Please transcribe the data that follows without the pictures, keeping every word the same.

─── Supplied data ───

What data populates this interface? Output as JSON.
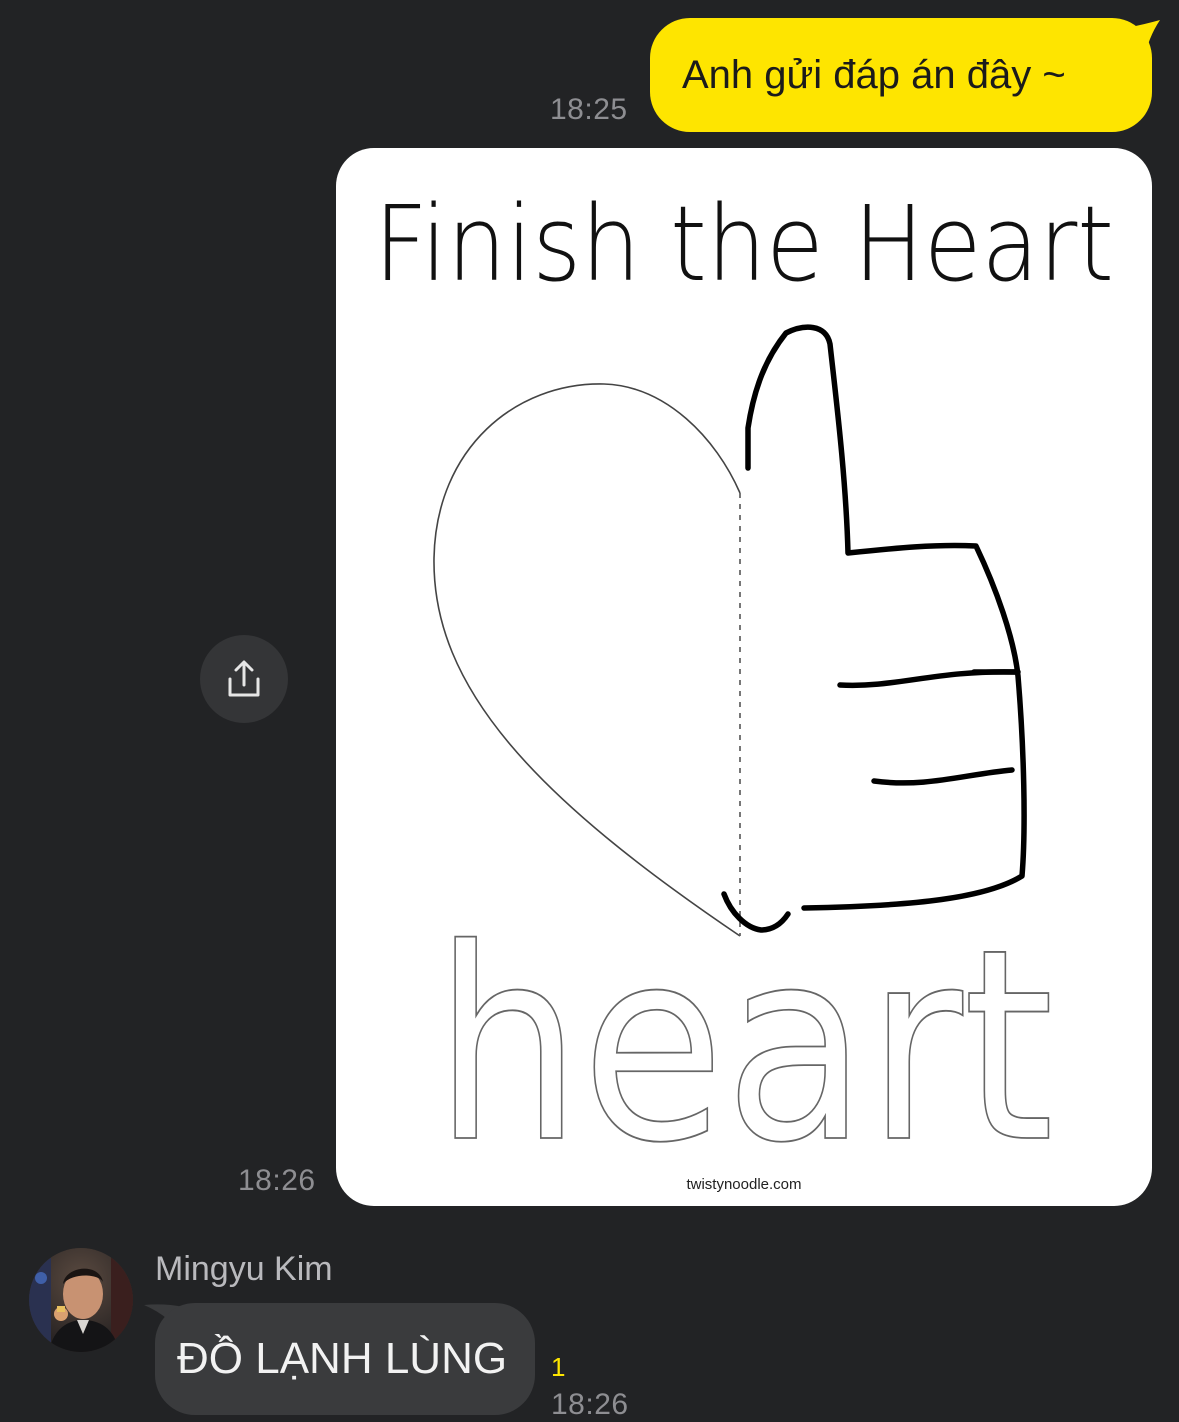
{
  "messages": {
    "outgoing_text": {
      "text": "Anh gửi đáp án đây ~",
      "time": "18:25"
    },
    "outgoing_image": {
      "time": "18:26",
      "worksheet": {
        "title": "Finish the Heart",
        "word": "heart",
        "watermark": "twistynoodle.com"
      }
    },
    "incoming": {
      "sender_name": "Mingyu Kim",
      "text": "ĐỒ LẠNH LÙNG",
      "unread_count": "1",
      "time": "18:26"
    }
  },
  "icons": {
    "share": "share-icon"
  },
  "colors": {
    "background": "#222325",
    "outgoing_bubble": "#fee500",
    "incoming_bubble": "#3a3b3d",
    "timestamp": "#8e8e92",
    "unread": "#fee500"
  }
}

───

## Answer in full
What data populates this interface? Output as JSON.
{
  "messages": {
    "outgoing_text": {
      "text": "Anh gửi đáp án đây ~",
      "time": "18:25"
    },
    "outgoing_image": {
      "time": "18:26",
      "worksheet": {
        "title": "Finish the Heart",
        "word": "heart",
        "watermark": "twistynoodle.com"
      }
    },
    "incoming": {
      "sender_name": "Mingyu Kim",
      "text": "ĐỒ LẠNH LÙNG",
      "unread_count": "1",
      "time": "18:26"
    }
  },
  "icons": {
    "share": "share-icon"
  },
  "colors": {
    "background": "#222325",
    "outgoing_bubble": "#fee500",
    "incoming_bubble": "#3a3b3d",
    "timestamp": "#8e8e92",
    "unread": "#fee500"
  }
}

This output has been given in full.